--- DIRECTIVE ---
Print the line containing "Convert this document image to plain text." and each line after it through the end, please, with nothing added.
-------- RAW RECORDS --------
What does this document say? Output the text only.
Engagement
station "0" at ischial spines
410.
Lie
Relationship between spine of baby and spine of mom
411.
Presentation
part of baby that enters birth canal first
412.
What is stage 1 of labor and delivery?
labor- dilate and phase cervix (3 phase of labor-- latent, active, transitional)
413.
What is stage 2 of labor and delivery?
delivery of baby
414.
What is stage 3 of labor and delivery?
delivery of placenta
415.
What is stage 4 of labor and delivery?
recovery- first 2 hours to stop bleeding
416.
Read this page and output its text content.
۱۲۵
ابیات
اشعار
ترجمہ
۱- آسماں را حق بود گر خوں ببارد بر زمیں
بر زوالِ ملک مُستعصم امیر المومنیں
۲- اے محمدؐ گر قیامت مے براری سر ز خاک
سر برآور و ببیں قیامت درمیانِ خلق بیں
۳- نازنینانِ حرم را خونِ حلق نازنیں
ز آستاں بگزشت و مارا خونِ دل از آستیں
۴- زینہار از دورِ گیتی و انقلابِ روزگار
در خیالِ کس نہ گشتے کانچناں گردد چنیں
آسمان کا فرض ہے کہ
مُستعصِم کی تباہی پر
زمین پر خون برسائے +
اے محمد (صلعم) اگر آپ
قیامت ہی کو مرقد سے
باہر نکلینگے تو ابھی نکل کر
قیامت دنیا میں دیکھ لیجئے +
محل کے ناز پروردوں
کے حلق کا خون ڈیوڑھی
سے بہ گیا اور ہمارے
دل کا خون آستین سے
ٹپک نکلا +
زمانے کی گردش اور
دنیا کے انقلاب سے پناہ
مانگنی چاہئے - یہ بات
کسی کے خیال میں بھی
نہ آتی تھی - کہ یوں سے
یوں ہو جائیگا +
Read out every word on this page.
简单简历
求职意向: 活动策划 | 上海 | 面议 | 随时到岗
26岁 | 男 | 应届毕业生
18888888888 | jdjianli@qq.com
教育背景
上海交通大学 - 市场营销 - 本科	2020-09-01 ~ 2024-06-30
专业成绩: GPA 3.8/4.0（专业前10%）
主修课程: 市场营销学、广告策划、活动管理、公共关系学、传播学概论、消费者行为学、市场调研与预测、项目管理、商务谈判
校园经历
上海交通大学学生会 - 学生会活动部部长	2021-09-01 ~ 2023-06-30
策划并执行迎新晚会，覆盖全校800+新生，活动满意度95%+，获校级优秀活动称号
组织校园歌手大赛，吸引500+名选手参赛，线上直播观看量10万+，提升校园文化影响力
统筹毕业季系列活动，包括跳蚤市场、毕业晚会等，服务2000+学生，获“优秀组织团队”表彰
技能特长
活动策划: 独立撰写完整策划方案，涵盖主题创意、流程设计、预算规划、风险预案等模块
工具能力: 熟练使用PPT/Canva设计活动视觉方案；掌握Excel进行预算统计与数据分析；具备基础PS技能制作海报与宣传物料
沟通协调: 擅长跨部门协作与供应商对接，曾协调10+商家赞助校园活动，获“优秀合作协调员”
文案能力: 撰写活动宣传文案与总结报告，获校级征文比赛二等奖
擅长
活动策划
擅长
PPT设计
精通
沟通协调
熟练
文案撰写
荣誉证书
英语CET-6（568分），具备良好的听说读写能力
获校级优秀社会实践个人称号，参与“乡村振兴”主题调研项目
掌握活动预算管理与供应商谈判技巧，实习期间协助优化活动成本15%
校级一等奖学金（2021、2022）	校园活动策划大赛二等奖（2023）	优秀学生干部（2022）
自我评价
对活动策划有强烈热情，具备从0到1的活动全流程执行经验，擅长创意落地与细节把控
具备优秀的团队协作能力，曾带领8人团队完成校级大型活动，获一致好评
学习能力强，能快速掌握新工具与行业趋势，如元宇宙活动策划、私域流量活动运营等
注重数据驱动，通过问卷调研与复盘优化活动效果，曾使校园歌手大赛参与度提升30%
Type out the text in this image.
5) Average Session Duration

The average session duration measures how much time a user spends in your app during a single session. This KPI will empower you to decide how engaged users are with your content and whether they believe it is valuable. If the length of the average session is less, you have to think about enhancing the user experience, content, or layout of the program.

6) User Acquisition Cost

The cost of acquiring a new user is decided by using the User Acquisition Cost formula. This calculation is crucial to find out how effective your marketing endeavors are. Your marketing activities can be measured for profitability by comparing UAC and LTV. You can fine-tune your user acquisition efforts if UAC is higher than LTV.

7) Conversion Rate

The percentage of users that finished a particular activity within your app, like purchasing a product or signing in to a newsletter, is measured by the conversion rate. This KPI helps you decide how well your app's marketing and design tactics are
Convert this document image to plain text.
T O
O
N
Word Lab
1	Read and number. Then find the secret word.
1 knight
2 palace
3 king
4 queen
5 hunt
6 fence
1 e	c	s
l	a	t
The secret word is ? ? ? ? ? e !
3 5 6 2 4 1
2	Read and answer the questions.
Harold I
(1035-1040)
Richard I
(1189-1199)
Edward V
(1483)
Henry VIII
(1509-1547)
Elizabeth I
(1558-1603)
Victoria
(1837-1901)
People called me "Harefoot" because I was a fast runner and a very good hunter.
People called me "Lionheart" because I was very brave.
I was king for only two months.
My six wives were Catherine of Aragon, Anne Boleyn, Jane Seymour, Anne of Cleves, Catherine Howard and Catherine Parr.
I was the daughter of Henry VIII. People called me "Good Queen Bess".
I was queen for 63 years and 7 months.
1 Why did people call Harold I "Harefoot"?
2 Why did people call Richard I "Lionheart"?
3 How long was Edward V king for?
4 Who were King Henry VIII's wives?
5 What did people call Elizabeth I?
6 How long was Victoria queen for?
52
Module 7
--------
--- EXERCISE ANSWER ---
Convert this document image to plain text.
T O
O
N
Word Lab
1	Read and number. Then find the secret word.
1 knight
2 palace
3 king
4 queen
5 hunt
6 fence
1 e	c	s
l	a	t
The secret word is ? ? ? ? ? e !
3 5 6 2 4 1
2	Read and answer the questions.
Harold I
(1035-1040)
Richard I
(1189-1199)
Edward V
(1483)
Henry VIII
(1509-1547)
Elizabeth I
(1558-1603)
Victoria
(1837-1901)
People called me "Harefoot" because I was a fast runner and a very good hunter.
People called me "Lionheart" because I was very brave.
I was king for only two months.
My six wives were Catherine of Aragon, Anne Boleyn, Jane Seymour, Anne of Cleves, Catherine Howard and Catherine Parr.
I was the daughter of Henry VIII. People called me "Good Queen Bess".
I was queen for 63 years and 7 months.
1 Why did people call Harold I "Harefoot"?
2 Why did people call Richard I "Lionheart"?
3 How long was Edward V king for?
4 Who were King Henry VIII's wives?
5 What did people call Elizabeth I?
6 How long was Victoria queen for?
52
Module 7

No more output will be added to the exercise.